— WHAT YOU HAVE TO DO —
Pictures do not belong in the copy; quote every entry below exactly.

....

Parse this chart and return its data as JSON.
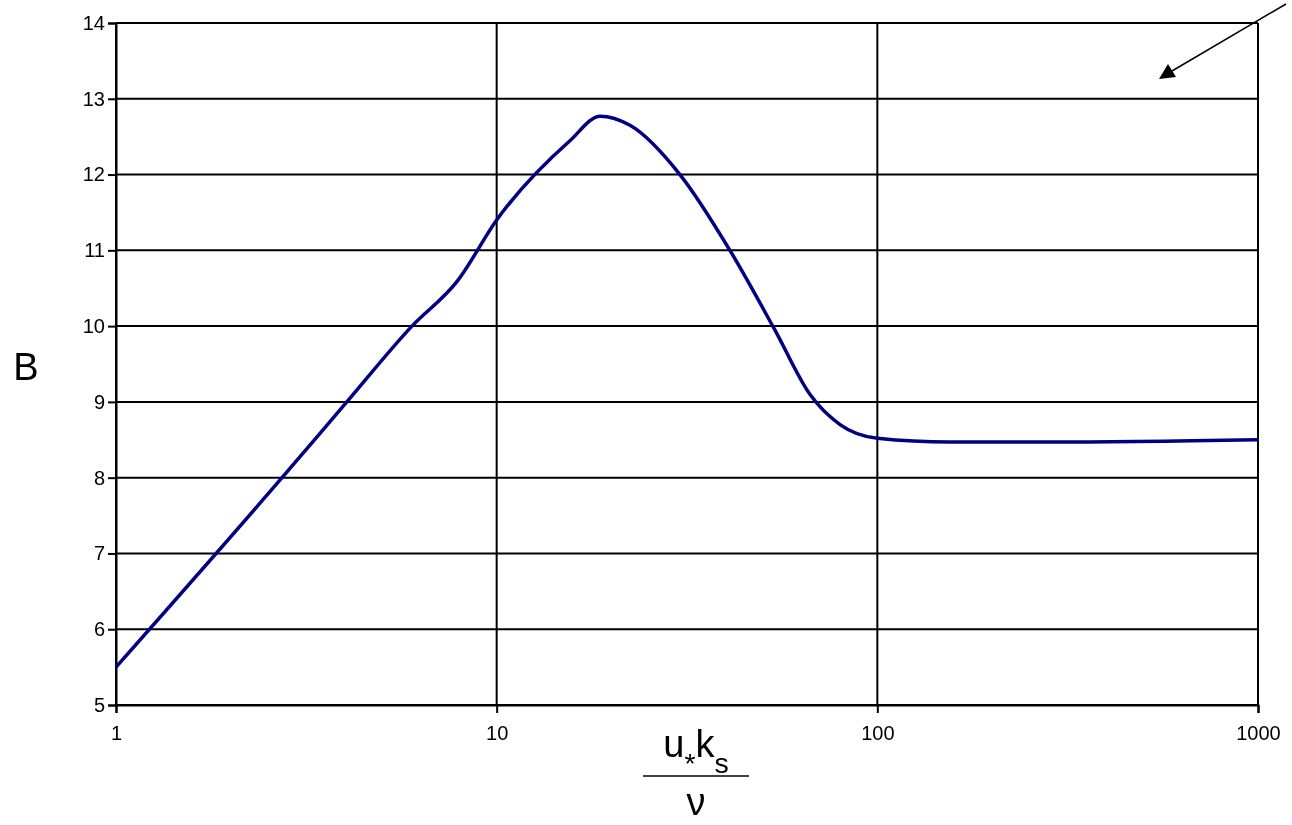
{
  "chart_data": {
    "type": "line",
    "xlabel": "u$_{*}$k$_{s}$\nν",
    "ylabel": "B",
    "log": "x",
    "grid": true,
    "marker": "none",
    "line_style": "solid",
    "xlim": [
      1,
      1000
    ],
    "xticks": [
      1,
      10,
      100,
      1000
    ],
    "ylim": [
      5,
      14
    ],
    "yticks": [
      5,
      6,
      7,
      8,
      9,
      10,
      11,
      12,
      13,
      14
    ],
    "series": [
      {
        "color": "#000080",
        "x": [
          1,
          2.73,
          4.04,
          5.99,
          7.9,
          10,
          15.6,
          18.7,
          22.4,
          30.3,
          41,
          53.8,
          66.5,
          79.8,
          100,
          155,
          284,
          1000
        ],
        "values": [
          5.5,
          8.0,
          9.0,
          10.0,
          10.6,
          11.4,
          12.45,
          12.77,
          12.65,
          12.0,
          11.0,
          9.95,
          9.1,
          8.7,
          8.52,
          8.47,
          8.47,
          8.5
        ]
      }
    ]
  }
}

....

— FINISHED TASK —
Parse this chart and return its data as JSON.
{
  "chart_data": {
    "type": "line",
    "xlabel": "u$_{*}$k$_{s}$\nν",
    "ylabel": "B",
    "log": "x",
    "grid": true,
    "marker": "none",
    "line_style": "solid",
    "xlim": [
      1,
      1000
    ],
    "xticks": [
      1,
      10,
      100,
      1000
    ],
    "ylim": [
      5,
      14
    ],
    "yticks": [
      5,
      6,
      7,
      8,
      9,
      10,
      11,
      12,
      13,
      14
    ],
    "series": [
      {
        "color": "#000080",
        "x": [
          1,
          2.73,
          4.04,
          5.99,
          7.9,
          10,
          15.6,
          18.7,
          22.4,
          30.3,
          41,
          53.8,
          66.5,
          79.8,
          100,
          155,
          284,
          1000
        ],
        "values": [
          5.5,
          8.0,
          9.0,
          10.0,
          10.6,
          11.4,
          12.45,
          12.77,
          12.65,
          12.0,
          11.0,
          9.95,
          9.1,
          8.7,
          8.52,
          8.47,
          8.47,
          8.5
        ]
      }
    ]
  }
}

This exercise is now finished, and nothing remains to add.